EXERCISE DIRECTIONS: Write out every entry, unchanged. Skip any picture.

--

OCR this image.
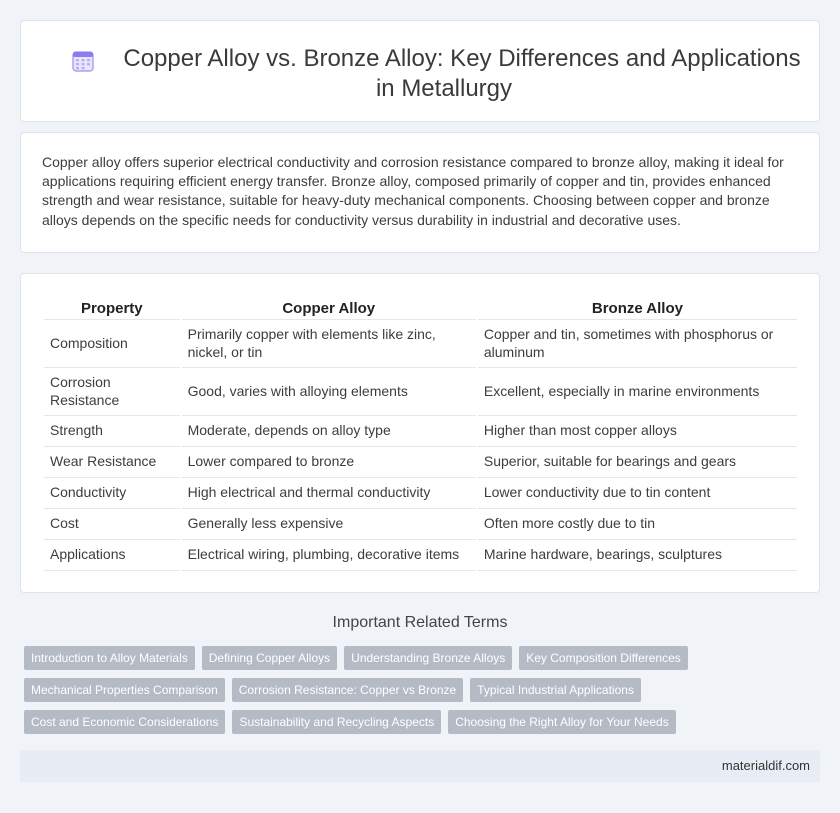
Copper Alloy vs. Bronze Alloy: Key Differences and Applications in Metallurgy

Copper alloy offers superior electrical conductivity and corrosion resistance compared to bronze alloy, making it ideal for applications requiring efficient energy transfer. Bronze alloy, composed primarily of copper and tin, provides enhanced strength and wear resistance, suitable for heavy-duty mechanical components. Choosing between copper and bronze alloys depends on the specific needs for conductivity versus durability in industrial and decorative uses.

Property	Copper Alloy	Bronze Alloy
Composition	Primarily copper with elements like zinc, nickel, or tin	Copper and tin, sometimes with phosphorus or aluminum
Corrosion Resistance	Good, varies with alloying elements	Excellent, especially in marine environments
Strength	Moderate, depends on alloy type	Higher than most copper alloys
Wear Resistance	Lower compared to bronze	Superior, suitable for bearings and gears
Conductivity	High electrical and thermal conductivity	Lower conductivity due to tin content
Cost	Generally less expensive	Often more costly due to tin
Applications	Electrical wiring, plumbing, decorative items	Marine hardware, bearings, sculptures
Important Related Terms
Introduction to Alloy Materials	Defining Copper Alloys	Understanding Bronze Alloys	Key Composition Differences
Mechanical Properties Comparison	Corrosion Resistance: Copper vs Bronze	Typical Industrial Applications
Cost and Economic Considerations	Sustainability and Recycling Aspects	Choosing the Right Alloy for Your Needs
materialdif.com
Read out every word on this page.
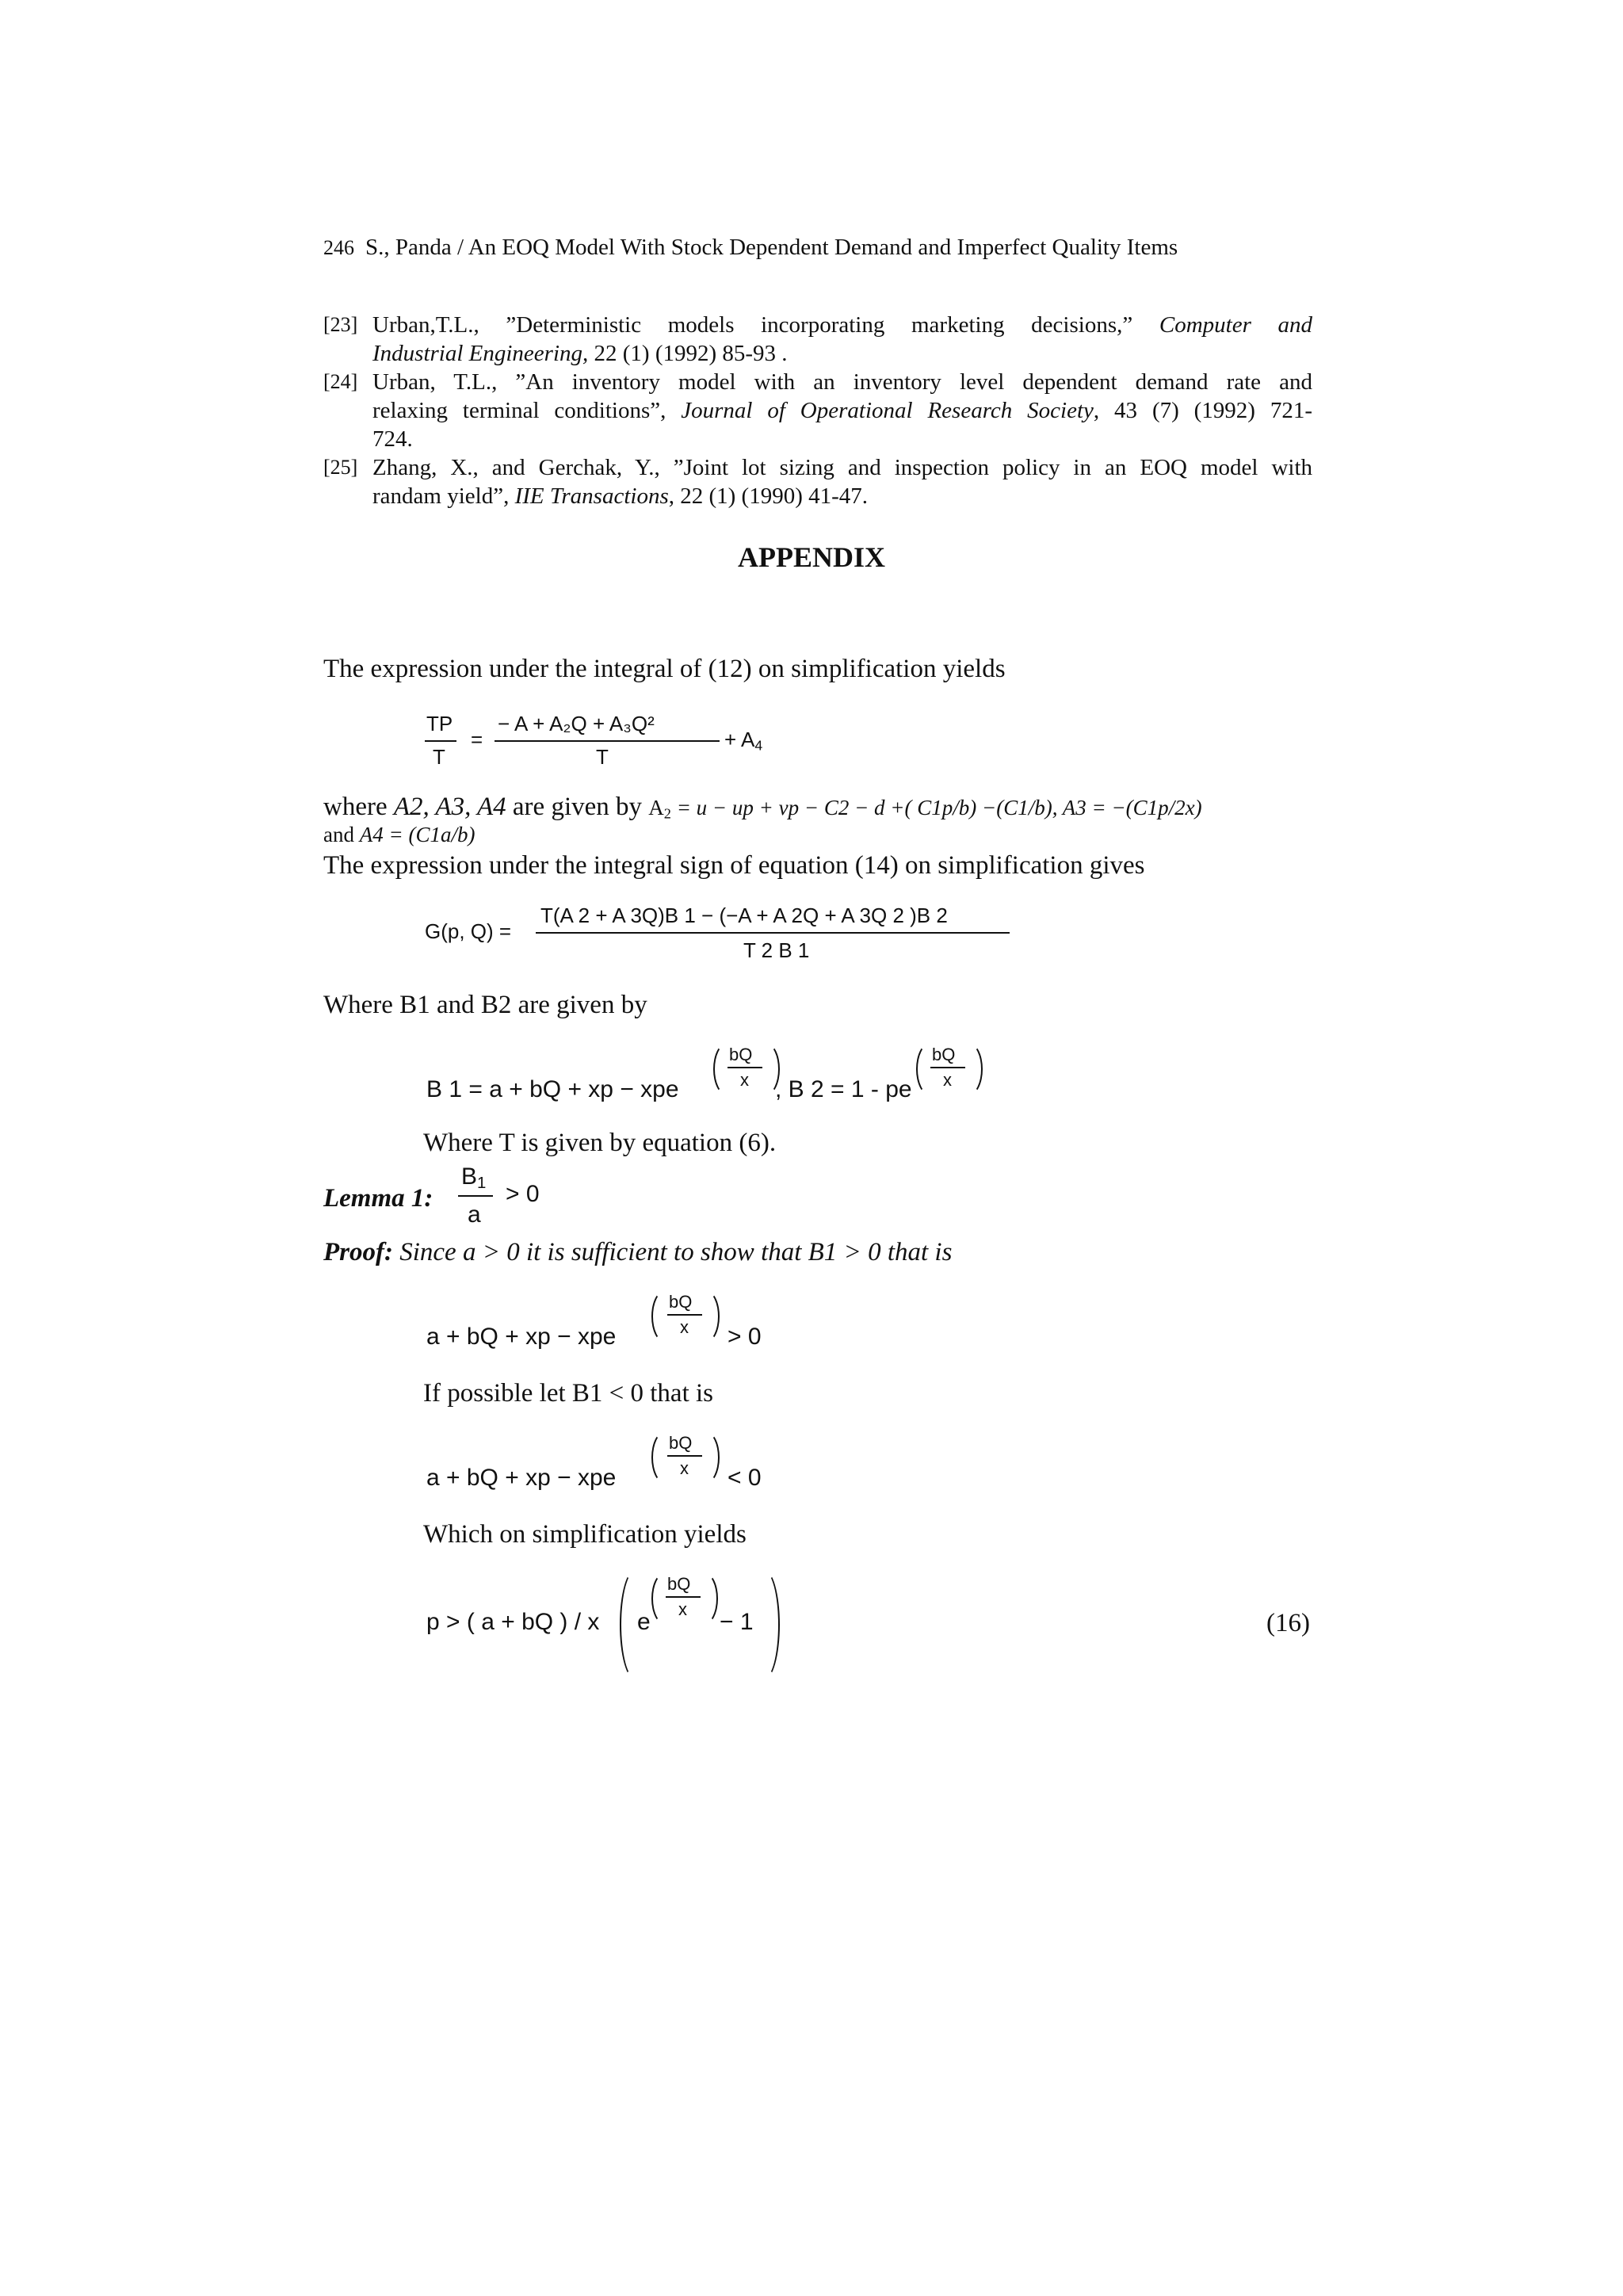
246 S., Panda / An EOQ Model With Stock Dependent Demand and Imperfect Quality Items
[23] Urban,T.L., ”Deterministic models incorporating marketing decisions,” Computer and
Industrial Engineering, 22 (1) (1992) 85-93 .
[24] Urban, T.L., ”An inventory model with an inventory level dependent demand rate and
relaxing terminal conditions”, Journal of Operational Research Society, 43 (7) (1992) 721-
724.
[25] Zhang, X., and Gerchak, Y., ”Joint lot sizing and inspection policy in an EOQ model with
randam yield”, IIE Transactions, 22 (1) (1990) 41-47.
APPENDIX
The expression under the integral of (12) on simplification yields
TP
T
=
− A + A₂Q + A₃Q²
T
+ $A_4$
where A2, A3, A4 are given by $A_2 = u$ − up + vp − C2 − d +( C1p/b) −(C1/b), A3 = −(C1p/2x)
and A4 = (C1a/b)
The expression under the integral sign of equation (14) on simplification gives
G(p, Q) =
T(A 2 + A 3Q)B 1 − (−A + A 2Q + A 3Q 2 )B 2
T 2 B 1
Where B1 and B2 are given by
B 1 = a + bQ + xp − xpe
bQ
x , B 2 = 1 - pe
bQ
x
Where T is given by equation (6).
Lemma 1:
$B_1$
a
> 0
Proof: Since a > 0 it is sufficient to show that B1 > 0 that is
a + bQ + xp − xpe
bQ
x > 0
If possible let B1 < 0 that is
a + bQ + xp − xpe
bQ
x < 0
Which on simplification yields
p > ( a + bQ ) / x e
bQ
x − 1	(16)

--

CORRECT ANSWER:
OCR this image.
Copper Alloy vs. Bronze Alloy: Key Differences and Applications in Metallurgy

Copper alloy offers superior electrical conductivity and corrosion resistance compared to bronze alloy, making it ideal for applications requiring efficient energy transfer. Bronze alloy, composed primarily of copper and tin, provides enhanced strength and wear resistance, suitable for heavy-duty mechanical components. Choosing between copper and bronze alloys depends on the specific needs for conductivity versus durability in industrial and decorative uses.

Property	Copper Alloy	Bronze Alloy
Composition	Primarily copper with elements like zinc, nickel, or tin	Copper and tin, sometimes with phosphorus or aluminum
Corrosion Resistance	Good, varies with alloying elements	Excellent, especially in marine environments
Strength	Moderate, depends on alloy type	Higher than most copper alloys
Wear Resistance	Lower compared to bronze	Superior, suitable for bearings and gears
Conductivity	High electrical and thermal conductivity	Lower conductivity due to tin content
Cost	Generally less expensive	Often more costly due to tin
Applications	Electrical wiring, plumbing, decorative items	Marine hardware, bearings, sculptures
Important Related Terms
Introduction to Alloy Materials	Defining Copper Alloys	Understanding Bronze Alloys	Key Composition Differences
Mechanical Properties Comparison	Corrosion Resistance: Copper vs Bronze	Typical Industrial Applications
Cost and Economic Considerations	Sustainability and Recycling Aspects	Choosing the Right Alloy for Your Needs
materialdif.com
Read out every word on this page.
246 S., Panda / An EOQ Model With Stock Dependent Demand and Imperfect Quality Items
[23] Urban,T.L., ”Deterministic models incorporating marketing decisions,” Computer and
Industrial Engineering, 22 (1) (1992) 85-93 .
[24] Urban, T.L., ”An inventory model with an inventory level dependent demand rate and
relaxing terminal conditions”, Journal of Operational Research Society, 43 (7) (1992) 721-
724.
[25] Zhang, X., and Gerchak, Y., ”Joint lot sizing and inspection policy in an EOQ model with
randam yield”, IIE Transactions, 22 (1) (1990) 41-47.
APPENDIX
The expression under the integral of (12) on simplification yields
TP
T
=
− A + A₂Q + A₃Q²
T
+ $A_4$
where A2, A3, A4 are given by $A_2 = u$ − up + vp − C2 − d +( C1p/b) −(C1/b), A3 = −(C1p/2x)
and A4 = (C1a/b)
The expression under the integral sign of equation (14) on simplification gives
G(p, Q) =
T(A 2 + A 3Q)B 1 − (−A + A 2Q + A 3Q 2 )B 2
T 2 B 1
Where B1 and B2 are given by
B 1 = a + bQ + xp − xpe
bQ
x , B 2 = 1 - pe
bQ
x
Where T is given by equation (6).
Lemma 1:
$B_1$
a
> 0
Proof: Since a > 0 it is sufficient to show that B1 > 0 that is
a + bQ + xp − xpe
bQ
x > 0
If possible let B1 < 0 that is
a + bQ + xp − xpe
bQ
x < 0
Which on simplification yields
p > ( a + bQ ) / x e
bQ
x − 1	(16)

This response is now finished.